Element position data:

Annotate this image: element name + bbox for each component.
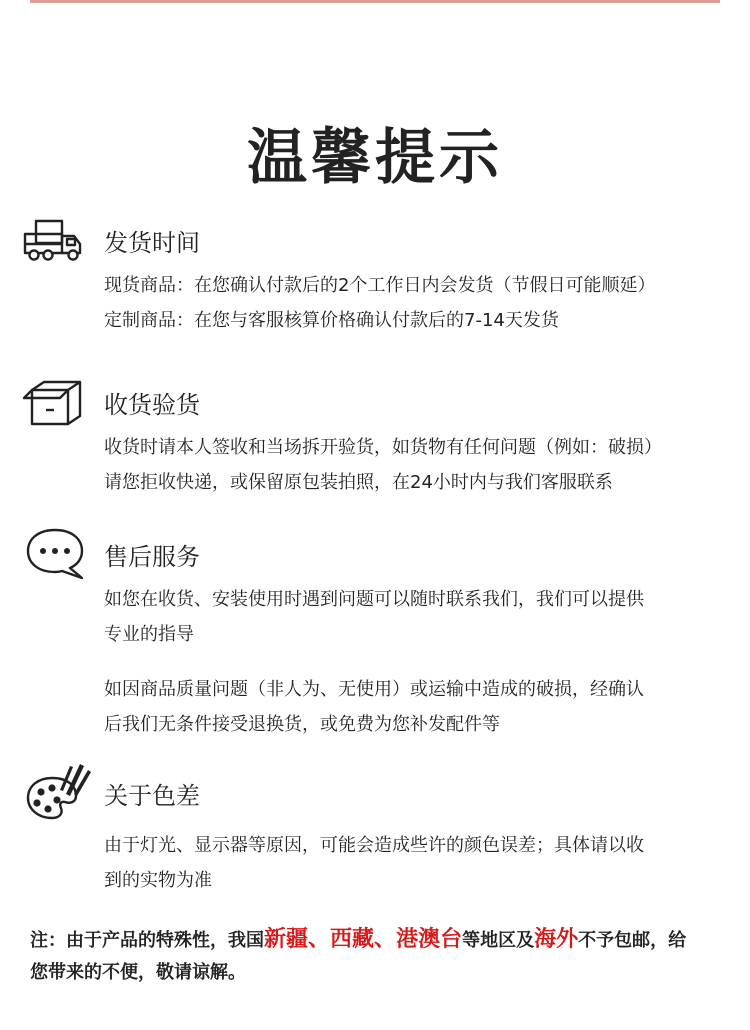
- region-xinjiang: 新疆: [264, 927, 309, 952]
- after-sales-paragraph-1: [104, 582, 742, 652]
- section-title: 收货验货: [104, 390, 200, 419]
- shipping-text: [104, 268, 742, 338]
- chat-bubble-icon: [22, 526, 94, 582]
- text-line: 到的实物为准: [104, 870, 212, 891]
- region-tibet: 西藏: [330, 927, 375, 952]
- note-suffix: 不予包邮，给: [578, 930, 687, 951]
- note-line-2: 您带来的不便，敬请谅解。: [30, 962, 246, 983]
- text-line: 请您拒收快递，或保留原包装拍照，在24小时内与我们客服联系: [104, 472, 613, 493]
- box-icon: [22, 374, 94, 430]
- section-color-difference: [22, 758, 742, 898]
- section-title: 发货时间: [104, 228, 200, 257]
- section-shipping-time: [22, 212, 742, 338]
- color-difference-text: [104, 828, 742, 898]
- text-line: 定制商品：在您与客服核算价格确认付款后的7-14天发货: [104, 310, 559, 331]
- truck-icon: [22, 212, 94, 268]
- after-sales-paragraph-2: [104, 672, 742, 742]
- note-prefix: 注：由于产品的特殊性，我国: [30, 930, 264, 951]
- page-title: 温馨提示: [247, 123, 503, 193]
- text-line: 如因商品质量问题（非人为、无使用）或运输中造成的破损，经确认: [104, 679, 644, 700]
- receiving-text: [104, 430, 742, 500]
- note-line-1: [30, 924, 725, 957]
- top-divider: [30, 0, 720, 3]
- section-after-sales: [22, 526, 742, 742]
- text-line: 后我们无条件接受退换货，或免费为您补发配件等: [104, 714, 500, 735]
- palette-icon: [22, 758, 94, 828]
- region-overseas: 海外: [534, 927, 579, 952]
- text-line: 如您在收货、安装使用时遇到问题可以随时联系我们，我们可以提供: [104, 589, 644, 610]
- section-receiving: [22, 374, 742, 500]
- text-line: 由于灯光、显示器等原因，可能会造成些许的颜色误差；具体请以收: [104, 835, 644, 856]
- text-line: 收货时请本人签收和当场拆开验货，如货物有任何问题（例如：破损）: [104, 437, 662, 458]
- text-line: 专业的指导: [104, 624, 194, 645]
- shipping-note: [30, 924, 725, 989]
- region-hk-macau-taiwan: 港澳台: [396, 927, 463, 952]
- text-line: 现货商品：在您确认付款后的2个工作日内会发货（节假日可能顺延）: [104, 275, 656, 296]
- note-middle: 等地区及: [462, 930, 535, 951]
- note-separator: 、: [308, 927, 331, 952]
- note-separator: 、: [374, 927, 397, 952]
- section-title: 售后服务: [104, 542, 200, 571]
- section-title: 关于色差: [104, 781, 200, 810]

▶ [What is needed]: Please rewrite everything from "- region-xinjiang: 新疆: [264, 927, 309, 952]" down to "437, 662, 458]" in the data above, with "section-title" replaced by "heading" and nothing else changed. Give only those lines.

▶ [Reply to the task]:
- region-xinjiang: 新疆: [264, 927, 309, 952]
- after-sales-paragraph-1: [104, 582, 742, 652]
- heading: 收货验货: [104, 390, 200, 419]
- shipping-text: [104, 268, 742, 338]
- chat-bubble-icon: [22, 526, 94, 582]
- text-line: 到的实物为准: [104, 870, 212, 891]
- region-tibet: 西藏: [330, 927, 375, 952]
- note-suffix: 不予包邮，给: [578, 930, 687, 951]
- note-line-2: 您带来的不便，敬请谅解。: [30, 962, 246, 983]
- text-line: 请您拒收快递，或保留原包装拍照，在24小时内与我们客服联系: [104, 472, 613, 493]
- box-icon: [22, 374, 94, 430]
- section-color-difference: [22, 758, 742, 898]
- heading: 发货时间: [104, 228, 200, 257]
- section-shipping-time: [22, 212, 742, 338]
- color-difference-text: [104, 828, 742, 898]
- text-line: 定制商品：在您与客服核算价格确认付款后的7-14天发货: [104, 310, 559, 331]
- truck-icon: [22, 212, 94, 268]
- after-sales-paragraph-2: [104, 672, 742, 742]
- note-prefix: 注：由于产品的特殊性，我国: [30, 930, 264, 951]
- page-title: 温馨提示: [247, 123, 503, 193]
- text-line: 如因商品质量问题（非人为、无使用）或运输中造成的破损，经确认: [104, 679, 644, 700]
- receiving-text: [104, 430, 742, 500]
- note-line-1: [30, 924, 725, 957]
- top-divider: [30, 0, 720, 3]
- section-after-sales: [22, 526, 742, 742]
- text-line: 后我们无条件接受退换货，或免费为您补发配件等: [104, 714, 500, 735]
- palette-icon: [22, 758, 94, 828]
- region-overseas: 海外: [534, 927, 579, 952]
- text-line: 如您在收货、安装使用时遇到问题可以随时联系我们，我们可以提供: [104, 589, 644, 610]
- section-receiving: [22, 374, 742, 500]
- text-line: 由于灯光、显示器等原因，可能会造成些许的颜色误差；具体请以收: [104, 835, 644, 856]
- text-line: 收货时请本人签收和当场拆开验货，如货物有任何问题（例如：破损）: [104, 437, 662, 458]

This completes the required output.